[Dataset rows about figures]
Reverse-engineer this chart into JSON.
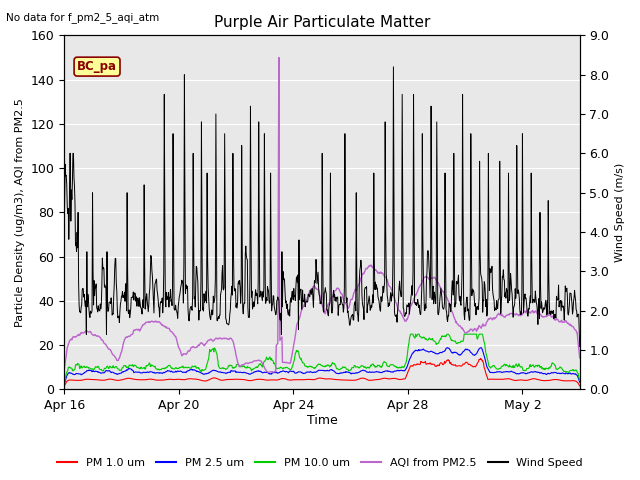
{
  "title": "Purple Air Particulate Matter",
  "subtitle": "No data for f_pm2_5_aqi_atm",
  "ylabel_left": "Particle Density (ug/m3), AQI from PM2.5",
  "ylabel_right": "Wind Speed (m/s)",
  "xlabel": "Time",
  "ylim_left": [
    0,
    160
  ],
  "ylim_right": [
    0,
    9.0
  ],
  "x_tick_labels": [
    "Apr 16",
    "Apr 20",
    "Apr 24",
    "Apr 28",
    "May 2"
  ],
  "x_ticks": [
    0,
    4,
    8,
    12,
    16
  ],
  "xlim": [
    0,
    18
  ],
  "bc_pa_label": "BC_pa",
  "bc_pa_facecolor": "#FFFF99",
  "bc_pa_edgecolor": "#8B0000",
  "legend_entries": [
    {
      "label": "PM 1.0 um",
      "color": "#FF0000"
    },
    {
      "label": "PM 2.5 um",
      "color": "#0000FF"
    },
    {
      "label": "PM 10.0 um",
      "color": "#00CC00"
    },
    {
      "label": "AQI from PM2.5",
      "color": "#BB66CC"
    },
    {
      "label": "Wind Speed",
      "color": "#000000"
    }
  ],
  "axes_bg_color": "#E8E8E8",
  "grid_color": "#FFFFFF",
  "yticks_left": [
    0,
    20,
    40,
    60,
    80,
    100,
    120,
    140,
    160
  ],
  "yticks_right_labels": [
    "0.0",
    "1.0",
    "2.0",
    "3.0",
    "4.0",
    "5.0",
    "6.0",
    "7.0",
    "8.0",
    "9.0"
  ]
}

» JOB: Write out the whole listing again, exactly, with no pictures.

» RESULT:
Reverse-engineer this chart into JSON.
{
  "title": "Purple Air Particulate Matter",
  "subtitle": "No data for f_pm2_5_aqi_atm",
  "ylabel_left": "Particle Density (ug/m3), AQI from PM2.5",
  "ylabel_right": "Wind Speed (m/s)",
  "xlabel": "Time",
  "ylim_left": [
    0,
    160
  ],
  "ylim_right": [
    0,
    9.0
  ],
  "x_tick_labels": [
    "Apr 16",
    "Apr 20",
    "Apr 24",
    "Apr 28",
    "May 2"
  ],
  "x_ticks": [
    0,
    4,
    8,
    12,
    16
  ],
  "xlim": [
    0,
    18
  ],
  "bc_pa_label": "BC_pa",
  "bc_pa_facecolor": "#FFFF99",
  "bc_pa_edgecolor": "#8B0000",
  "legend_entries": [
    {
      "label": "PM 1.0 um",
      "color": "#FF0000"
    },
    {
      "label": "PM 2.5 um",
      "color": "#0000FF"
    },
    {
      "label": "PM 10.0 um",
      "color": "#00CC00"
    },
    {
      "label": "AQI from PM2.5",
      "color": "#BB66CC"
    },
    {
      "label": "Wind Speed",
      "color": "#000000"
    }
  ],
  "axes_bg_color": "#E8E8E8",
  "grid_color": "#FFFFFF",
  "yticks_left": [
    0,
    20,
    40,
    60,
    80,
    100,
    120,
    140,
    160
  ],
  "yticks_right_labels": [
    "0.0",
    "1.0",
    "2.0",
    "3.0",
    "4.0",
    "5.0",
    "6.0",
    "7.0",
    "8.0",
    "9.0"
  ]
}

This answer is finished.